Listing:
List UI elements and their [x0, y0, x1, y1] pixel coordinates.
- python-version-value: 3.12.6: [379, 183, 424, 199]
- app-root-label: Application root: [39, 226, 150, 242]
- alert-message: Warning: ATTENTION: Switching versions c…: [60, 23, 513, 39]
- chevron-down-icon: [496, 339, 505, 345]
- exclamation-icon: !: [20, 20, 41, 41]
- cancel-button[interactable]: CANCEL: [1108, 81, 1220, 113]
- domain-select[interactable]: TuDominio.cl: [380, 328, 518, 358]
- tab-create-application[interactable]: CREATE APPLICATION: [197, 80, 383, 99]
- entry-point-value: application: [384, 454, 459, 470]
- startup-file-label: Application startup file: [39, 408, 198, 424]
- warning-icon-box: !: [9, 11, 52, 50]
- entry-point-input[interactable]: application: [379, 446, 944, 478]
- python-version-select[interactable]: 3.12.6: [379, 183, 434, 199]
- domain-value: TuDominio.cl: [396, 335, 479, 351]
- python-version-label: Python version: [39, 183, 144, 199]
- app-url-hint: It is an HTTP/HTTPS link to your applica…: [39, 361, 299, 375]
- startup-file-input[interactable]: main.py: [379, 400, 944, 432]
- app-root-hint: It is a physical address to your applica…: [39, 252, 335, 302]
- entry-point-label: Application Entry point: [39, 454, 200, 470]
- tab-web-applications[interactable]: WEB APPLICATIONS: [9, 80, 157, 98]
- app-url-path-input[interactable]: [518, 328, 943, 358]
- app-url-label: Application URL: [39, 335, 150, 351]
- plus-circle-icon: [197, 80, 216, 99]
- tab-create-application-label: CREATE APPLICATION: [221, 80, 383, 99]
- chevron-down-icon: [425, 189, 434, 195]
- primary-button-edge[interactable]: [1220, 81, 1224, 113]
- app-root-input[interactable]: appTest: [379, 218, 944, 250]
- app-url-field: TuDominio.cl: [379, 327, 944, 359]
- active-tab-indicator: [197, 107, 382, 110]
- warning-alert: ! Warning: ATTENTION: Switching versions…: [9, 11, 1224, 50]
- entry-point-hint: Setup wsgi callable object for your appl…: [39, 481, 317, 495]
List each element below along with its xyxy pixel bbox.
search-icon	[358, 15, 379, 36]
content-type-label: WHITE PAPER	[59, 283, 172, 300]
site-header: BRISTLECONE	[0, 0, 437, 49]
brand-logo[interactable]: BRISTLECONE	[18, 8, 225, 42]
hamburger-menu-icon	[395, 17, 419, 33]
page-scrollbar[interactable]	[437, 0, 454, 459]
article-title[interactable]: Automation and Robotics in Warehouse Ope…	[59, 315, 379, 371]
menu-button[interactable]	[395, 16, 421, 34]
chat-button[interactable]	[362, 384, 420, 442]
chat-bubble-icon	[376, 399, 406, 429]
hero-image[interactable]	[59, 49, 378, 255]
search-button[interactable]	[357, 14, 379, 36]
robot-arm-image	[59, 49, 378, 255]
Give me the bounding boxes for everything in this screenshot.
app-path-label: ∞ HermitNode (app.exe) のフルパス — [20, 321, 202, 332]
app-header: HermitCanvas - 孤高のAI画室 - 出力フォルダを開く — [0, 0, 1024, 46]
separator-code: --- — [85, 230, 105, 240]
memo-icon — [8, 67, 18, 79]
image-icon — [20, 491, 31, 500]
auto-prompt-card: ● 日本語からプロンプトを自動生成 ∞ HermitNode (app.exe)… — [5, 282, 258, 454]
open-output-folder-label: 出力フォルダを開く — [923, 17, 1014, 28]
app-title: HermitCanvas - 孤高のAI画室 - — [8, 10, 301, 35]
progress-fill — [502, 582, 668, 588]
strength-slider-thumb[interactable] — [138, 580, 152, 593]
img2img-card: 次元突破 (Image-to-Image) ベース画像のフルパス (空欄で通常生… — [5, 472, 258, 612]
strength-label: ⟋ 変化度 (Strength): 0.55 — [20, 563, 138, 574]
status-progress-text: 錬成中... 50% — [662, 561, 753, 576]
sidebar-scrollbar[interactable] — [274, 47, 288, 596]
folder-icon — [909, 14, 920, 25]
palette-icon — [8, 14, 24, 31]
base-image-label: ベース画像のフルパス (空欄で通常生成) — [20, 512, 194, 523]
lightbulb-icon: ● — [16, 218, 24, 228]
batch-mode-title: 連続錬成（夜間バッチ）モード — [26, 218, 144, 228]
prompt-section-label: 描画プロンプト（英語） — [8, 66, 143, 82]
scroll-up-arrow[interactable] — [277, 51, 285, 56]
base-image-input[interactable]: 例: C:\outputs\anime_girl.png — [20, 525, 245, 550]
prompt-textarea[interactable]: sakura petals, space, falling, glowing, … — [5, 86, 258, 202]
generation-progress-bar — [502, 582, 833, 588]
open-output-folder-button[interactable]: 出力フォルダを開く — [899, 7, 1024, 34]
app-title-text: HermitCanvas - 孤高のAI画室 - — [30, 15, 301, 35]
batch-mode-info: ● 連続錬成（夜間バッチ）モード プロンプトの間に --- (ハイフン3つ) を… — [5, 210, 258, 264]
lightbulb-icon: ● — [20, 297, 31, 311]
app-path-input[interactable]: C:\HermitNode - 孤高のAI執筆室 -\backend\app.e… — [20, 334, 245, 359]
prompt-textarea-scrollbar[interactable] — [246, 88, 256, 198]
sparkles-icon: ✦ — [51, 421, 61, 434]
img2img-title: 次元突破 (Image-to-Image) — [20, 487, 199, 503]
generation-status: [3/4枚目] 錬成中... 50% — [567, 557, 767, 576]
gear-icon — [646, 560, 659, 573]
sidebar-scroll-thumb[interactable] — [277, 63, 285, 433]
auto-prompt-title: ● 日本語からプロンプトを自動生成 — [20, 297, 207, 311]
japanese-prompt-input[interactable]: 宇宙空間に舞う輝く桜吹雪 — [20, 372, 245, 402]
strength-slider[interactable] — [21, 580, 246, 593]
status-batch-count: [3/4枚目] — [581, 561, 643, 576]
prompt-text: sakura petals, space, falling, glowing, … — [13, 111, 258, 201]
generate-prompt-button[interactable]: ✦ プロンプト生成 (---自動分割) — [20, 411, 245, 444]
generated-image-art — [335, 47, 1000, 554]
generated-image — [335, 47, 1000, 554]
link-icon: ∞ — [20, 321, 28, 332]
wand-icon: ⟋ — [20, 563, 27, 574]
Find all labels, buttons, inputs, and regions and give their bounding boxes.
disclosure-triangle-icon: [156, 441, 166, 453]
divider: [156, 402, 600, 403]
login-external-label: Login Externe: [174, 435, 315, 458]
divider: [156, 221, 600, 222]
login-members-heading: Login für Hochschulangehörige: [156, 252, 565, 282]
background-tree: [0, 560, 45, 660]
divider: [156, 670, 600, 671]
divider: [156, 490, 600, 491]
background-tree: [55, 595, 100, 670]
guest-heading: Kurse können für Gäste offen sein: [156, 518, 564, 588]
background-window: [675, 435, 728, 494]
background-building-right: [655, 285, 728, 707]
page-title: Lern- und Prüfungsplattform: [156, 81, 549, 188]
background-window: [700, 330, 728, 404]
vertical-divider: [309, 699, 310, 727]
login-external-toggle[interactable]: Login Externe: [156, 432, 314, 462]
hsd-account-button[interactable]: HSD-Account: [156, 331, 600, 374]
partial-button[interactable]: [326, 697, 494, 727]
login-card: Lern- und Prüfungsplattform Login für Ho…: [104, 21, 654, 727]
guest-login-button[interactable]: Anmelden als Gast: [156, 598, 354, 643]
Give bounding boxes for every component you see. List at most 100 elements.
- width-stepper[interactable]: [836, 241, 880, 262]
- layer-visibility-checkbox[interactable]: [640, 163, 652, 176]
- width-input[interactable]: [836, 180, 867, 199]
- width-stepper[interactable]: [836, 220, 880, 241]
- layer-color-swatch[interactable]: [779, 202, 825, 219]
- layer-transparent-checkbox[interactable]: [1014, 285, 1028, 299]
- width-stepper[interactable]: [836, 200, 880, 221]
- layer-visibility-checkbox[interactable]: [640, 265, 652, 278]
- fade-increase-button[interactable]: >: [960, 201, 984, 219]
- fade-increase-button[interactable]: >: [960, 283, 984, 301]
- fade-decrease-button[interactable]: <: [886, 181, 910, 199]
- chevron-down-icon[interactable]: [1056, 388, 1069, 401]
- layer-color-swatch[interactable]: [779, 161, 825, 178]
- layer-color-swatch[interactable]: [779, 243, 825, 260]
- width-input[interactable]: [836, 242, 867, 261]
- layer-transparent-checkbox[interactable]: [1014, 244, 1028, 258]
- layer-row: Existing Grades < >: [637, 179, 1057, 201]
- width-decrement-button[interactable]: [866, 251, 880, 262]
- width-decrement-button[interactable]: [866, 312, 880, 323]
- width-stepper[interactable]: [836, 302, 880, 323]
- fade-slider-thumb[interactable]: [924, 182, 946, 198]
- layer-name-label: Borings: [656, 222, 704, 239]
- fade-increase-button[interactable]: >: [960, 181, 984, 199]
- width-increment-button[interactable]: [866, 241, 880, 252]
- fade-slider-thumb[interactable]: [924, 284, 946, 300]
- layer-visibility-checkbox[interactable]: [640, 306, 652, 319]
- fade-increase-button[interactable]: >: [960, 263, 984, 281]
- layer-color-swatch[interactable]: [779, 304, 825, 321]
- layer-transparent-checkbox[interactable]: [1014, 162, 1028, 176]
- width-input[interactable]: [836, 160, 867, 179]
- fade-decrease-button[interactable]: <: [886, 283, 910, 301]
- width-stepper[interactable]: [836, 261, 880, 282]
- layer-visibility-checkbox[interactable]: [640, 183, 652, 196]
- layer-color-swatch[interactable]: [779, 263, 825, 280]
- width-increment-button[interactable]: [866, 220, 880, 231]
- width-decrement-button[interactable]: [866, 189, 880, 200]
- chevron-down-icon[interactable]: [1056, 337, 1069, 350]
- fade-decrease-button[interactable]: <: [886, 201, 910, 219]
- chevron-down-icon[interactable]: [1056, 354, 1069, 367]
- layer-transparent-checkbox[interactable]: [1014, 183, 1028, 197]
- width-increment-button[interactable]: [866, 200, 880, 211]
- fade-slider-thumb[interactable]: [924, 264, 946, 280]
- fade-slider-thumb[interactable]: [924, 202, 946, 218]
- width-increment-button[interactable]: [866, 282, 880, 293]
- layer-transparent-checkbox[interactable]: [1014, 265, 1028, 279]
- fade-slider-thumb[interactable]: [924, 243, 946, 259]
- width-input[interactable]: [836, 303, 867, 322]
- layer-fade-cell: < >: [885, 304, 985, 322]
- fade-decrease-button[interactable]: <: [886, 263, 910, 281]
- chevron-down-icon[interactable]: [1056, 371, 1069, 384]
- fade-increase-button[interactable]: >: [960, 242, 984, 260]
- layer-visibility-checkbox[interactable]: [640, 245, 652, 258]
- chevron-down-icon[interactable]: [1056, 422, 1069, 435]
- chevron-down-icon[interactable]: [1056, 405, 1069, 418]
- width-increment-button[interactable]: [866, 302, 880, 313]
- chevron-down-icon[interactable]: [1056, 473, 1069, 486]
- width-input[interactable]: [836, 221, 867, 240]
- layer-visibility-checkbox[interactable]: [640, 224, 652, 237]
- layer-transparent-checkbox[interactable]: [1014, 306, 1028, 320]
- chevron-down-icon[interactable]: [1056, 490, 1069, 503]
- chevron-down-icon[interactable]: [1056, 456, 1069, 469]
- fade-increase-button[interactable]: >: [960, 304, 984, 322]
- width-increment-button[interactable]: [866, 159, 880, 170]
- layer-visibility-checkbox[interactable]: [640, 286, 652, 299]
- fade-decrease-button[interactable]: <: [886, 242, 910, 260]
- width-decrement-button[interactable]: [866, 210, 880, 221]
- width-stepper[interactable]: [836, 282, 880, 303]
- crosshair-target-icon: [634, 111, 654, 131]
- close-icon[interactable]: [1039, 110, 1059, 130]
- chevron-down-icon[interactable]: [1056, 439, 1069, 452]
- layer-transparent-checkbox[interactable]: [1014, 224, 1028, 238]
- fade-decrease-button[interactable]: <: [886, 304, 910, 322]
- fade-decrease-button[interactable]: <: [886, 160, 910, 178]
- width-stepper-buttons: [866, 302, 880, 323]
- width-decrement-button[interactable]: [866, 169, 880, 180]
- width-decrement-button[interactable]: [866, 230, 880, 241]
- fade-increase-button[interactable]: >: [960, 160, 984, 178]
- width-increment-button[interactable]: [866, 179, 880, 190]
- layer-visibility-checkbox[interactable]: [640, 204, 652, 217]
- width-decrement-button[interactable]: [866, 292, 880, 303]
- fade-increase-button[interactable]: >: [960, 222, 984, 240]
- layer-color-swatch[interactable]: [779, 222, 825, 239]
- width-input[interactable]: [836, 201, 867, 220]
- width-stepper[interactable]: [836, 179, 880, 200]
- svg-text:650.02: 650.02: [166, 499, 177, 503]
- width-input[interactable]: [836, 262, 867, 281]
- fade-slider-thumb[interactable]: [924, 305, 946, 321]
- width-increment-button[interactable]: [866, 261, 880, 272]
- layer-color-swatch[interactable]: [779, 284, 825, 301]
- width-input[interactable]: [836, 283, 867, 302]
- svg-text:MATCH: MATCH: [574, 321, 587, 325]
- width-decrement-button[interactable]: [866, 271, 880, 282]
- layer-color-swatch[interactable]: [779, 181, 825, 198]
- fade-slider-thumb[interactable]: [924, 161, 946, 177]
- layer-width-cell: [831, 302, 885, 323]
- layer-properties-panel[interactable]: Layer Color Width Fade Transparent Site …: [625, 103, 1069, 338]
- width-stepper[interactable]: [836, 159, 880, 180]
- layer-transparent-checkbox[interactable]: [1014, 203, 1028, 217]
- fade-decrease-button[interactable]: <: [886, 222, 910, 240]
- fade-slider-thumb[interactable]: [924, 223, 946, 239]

Task requirements:
Transcribe, character for character, every row from the first one through the row that contains "- domain-value: TuDominio.cl: [396, 335, 479, 351]", with both ends included.

Exercise solution:
List UI elements and their [x0, y0, x1, y1] pixel coordinates.
- python-version-value: 3.12.6: [379, 183, 424, 199]
- app-root-label: Application root: [39, 226, 150, 242]
- alert-message: Warning: ATTENTION: Switching versions c…: [60, 23, 513, 39]
- chevron-down-icon: [496, 339, 505, 345]
- exclamation-icon: !: [20, 20, 41, 41]
- cancel-button[interactable]: CANCEL: [1108, 81, 1220, 113]
- domain-select[interactable]: TuDominio.cl: [380, 328, 518, 358]
- tab-create-application[interactable]: CREATE APPLICATION: [197, 80, 383, 99]
- entry-point-value: application: [384, 454, 459, 470]
- startup-file-label: Application startup file: [39, 408, 198, 424]
- warning-icon-box: !: [9, 11, 52, 50]
- entry-point-input[interactable]: application: [379, 446, 944, 478]
- python-version-select[interactable]: 3.12.6: [379, 183, 434, 199]
- domain-value: TuDominio.cl: [396, 335, 479, 351]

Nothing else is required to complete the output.